All entries must be extracted exactly, with nothing added or dropped.

▸ Dataset content:
--

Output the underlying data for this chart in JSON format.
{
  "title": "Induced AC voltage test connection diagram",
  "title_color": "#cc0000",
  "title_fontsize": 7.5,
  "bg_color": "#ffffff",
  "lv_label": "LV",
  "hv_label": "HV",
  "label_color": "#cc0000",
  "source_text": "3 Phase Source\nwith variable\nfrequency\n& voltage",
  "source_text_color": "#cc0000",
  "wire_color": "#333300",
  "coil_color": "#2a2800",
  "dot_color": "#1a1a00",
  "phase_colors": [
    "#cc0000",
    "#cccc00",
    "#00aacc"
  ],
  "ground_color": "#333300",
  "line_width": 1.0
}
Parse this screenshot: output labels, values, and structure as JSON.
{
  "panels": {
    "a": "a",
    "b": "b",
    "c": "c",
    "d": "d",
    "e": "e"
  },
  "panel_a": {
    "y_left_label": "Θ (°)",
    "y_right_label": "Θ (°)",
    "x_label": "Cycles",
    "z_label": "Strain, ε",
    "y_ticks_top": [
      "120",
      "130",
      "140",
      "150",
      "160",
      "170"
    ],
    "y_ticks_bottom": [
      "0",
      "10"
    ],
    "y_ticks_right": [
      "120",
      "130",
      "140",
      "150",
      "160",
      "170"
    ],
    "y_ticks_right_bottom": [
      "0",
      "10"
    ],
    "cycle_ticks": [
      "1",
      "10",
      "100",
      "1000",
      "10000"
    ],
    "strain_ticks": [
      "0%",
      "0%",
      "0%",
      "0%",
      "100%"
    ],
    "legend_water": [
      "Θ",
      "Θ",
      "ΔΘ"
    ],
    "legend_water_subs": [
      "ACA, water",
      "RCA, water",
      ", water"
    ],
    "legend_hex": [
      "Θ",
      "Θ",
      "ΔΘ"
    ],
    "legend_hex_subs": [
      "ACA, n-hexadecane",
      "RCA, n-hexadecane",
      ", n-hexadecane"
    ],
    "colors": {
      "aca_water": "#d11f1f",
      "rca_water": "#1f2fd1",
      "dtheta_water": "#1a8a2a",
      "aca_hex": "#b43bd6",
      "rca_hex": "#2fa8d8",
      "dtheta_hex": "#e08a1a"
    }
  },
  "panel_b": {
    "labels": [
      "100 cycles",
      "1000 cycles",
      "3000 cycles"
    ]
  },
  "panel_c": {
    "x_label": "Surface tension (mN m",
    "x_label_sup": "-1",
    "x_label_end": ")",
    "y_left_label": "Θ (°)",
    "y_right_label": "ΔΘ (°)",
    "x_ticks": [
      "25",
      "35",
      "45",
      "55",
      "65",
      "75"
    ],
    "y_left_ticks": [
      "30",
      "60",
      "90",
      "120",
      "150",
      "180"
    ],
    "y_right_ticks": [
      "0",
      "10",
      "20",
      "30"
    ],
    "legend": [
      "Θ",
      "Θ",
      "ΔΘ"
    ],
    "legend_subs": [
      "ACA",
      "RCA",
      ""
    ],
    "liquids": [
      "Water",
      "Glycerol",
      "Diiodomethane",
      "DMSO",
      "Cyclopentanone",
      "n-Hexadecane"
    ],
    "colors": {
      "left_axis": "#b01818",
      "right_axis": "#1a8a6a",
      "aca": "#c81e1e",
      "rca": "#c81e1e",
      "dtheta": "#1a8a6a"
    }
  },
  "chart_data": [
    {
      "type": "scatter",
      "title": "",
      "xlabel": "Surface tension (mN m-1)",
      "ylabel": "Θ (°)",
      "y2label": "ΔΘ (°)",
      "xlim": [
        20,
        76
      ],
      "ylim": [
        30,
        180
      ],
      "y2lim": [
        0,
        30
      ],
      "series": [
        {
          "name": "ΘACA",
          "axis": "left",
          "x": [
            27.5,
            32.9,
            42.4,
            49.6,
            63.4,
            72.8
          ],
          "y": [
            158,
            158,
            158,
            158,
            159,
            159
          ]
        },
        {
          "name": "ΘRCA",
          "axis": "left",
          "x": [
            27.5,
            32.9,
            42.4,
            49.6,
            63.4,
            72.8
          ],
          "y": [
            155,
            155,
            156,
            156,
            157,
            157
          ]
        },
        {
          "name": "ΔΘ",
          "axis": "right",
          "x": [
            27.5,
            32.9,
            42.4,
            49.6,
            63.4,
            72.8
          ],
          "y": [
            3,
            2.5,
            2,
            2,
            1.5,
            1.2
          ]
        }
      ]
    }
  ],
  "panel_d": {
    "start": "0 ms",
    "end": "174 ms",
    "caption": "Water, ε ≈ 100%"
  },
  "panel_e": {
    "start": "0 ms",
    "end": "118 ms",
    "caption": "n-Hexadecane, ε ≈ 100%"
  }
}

--

▸ Response to the task:
Output the underlying data for this chart in JSON format.
{
  "title": "Induced AC voltage test connection diagram",
  "title_color": "#cc0000",
  "title_fontsize": 7.5,
  "bg_color": "#ffffff",
  "lv_label": "LV",
  "hv_label": "HV",
  "label_color": "#cc0000",
  "source_text": "3 Phase Source\nwith variable\nfrequency\n& voltage",
  "source_text_color": "#cc0000",
  "wire_color": "#333300",
  "coil_color": "#2a2800",
  "dot_color": "#1a1a00",
  "phase_colors": [
    "#cc0000",
    "#cccc00",
    "#00aacc"
  ],
  "ground_color": "#333300",
  "line_width": 1.0
}
Parse this screenshot: output labels, values, and structure as JSON.
{
  "panels": {
    "a": "a",
    "b": "b",
    "c": "c",
    "d": "d",
    "e": "e"
  },
  "panel_a": {
    "y_left_label": "Θ (°)",
    "y_right_label": "Θ (°)",
    "x_label": "Cycles",
    "z_label": "Strain, ε",
    "y_ticks_top": [
      "120",
      "130",
      "140",
      "150",
      "160",
      "170"
    ],
    "y_ticks_bottom": [
      "0",
      "10"
    ],
    "y_ticks_right": [
      "120",
      "130",
      "140",
      "150",
      "160",
      "170"
    ],
    "y_ticks_right_bottom": [
      "0",
      "10"
    ],
    "cycle_ticks": [
      "1",
      "10",
      "100",
      "1000",
      "10000"
    ],
    "strain_ticks": [
      "0%",
      "0%",
      "0%",
      "0%",
      "100%"
    ],
    "legend_water": [
      "Θ",
      "Θ",
      "ΔΘ"
    ],
    "legend_water_subs": [
      "ACA, water",
      "RCA, water",
      ", water"
    ],
    "legend_hex": [
      "Θ",
      "Θ",
      "ΔΘ"
    ],
    "legend_hex_subs": [
      "ACA, n-hexadecane",
      "RCA, n-hexadecane",
      ", n-hexadecane"
    ],
    "colors": {
      "aca_water": "#d11f1f",
      "rca_water": "#1f2fd1",
      "dtheta_water": "#1a8a2a",
      "aca_hex": "#b43bd6",
      "rca_hex": "#2fa8d8",
      "dtheta_hex": "#e08a1a"
    }
  },
  "panel_b": {
    "labels": [
      "100 cycles",
      "1000 cycles",
      "3000 cycles"
    ]
  },
  "panel_c": {
    "x_label": "Surface tension (mN m",
    "x_label_sup": "-1",
    "x_label_end": ")",
    "y_left_label": "Θ (°)",
    "y_right_label": "ΔΘ (°)",
    "x_ticks": [
      "25",
      "35",
      "45",
      "55",
      "65",
      "75"
    ],
    "y_left_ticks": [
      "30",
      "60",
      "90",
      "120",
      "150",
      "180"
    ],
    "y_right_ticks": [
      "0",
      "10",
      "20",
      "30"
    ],
    "legend": [
      "Θ",
      "Θ",
      "ΔΘ"
    ],
    "legend_subs": [
      "ACA",
      "RCA",
      ""
    ],
    "liquids": [
      "Water",
      "Glycerol",
      "Diiodomethane",
      "DMSO",
      "Cyclopentanone",
      "n-Hexadecane"
    ],
    "colors": {
      "left_axis": "#b01818",
      "right_axis": "#1a8a6a",
      "aca": "#c81e1e",
      "rca": "#c81e1e",
      "dtheta": "#1a8a6a"
    }
  },
  "chart_data": [
    {
      "type": "scatter",
      "title": "",
      "xlabel": "Surface tension (mN m-1)",
      "ylabel": "Θ (°)",
      "y2label": "ΔΘ (°)",
      "xlim": [
        20,
        76
      ],
      "ylim": [
        30,
        180
      ],
      "y2lim": [
        0,
        30
      ],
      "series": [
        {
          "name": "ΘACA",
          "axis": "left",
          "x": [
            27.5,
            32.9,
            42.4,
            49.6,
            63.4,
            72.8
          ],
          "y": [
            158,
            158,
            158,
            158,
            159,
            159
          ]
        },
        {
          "name": "ΘRCA",
          "axis": "left",
          "x": [
            27.5,
            32.9,
            42.4,
            49.6,
            63.4,
            72.8
          ],
          "y": [
            155,
            155,
            156,
            156,
            157,
            157
          ]
        },
        {
          "name": "ΔΘ",
          "axis": "right",
          "x": [
            27.5,
            32.9,
            42.4,
            49.6,
            63.4,
            72.8
          ],
          "y": [
            3,
            2.5,
            2,
            2,
            1.5,
            1.2
          ]
        }
      ]
    }
  ],
  "panel_d": {
    "start": "0 ms",
    "end": "174 ms",
    "caption": "Water, ε ≈ 100%"
  },
  "panel_e": {
    "start": "0 ms",
    "end": "118 ms",
    "caption": "n-Hexadecane, ε ≈ 100%"
  }
}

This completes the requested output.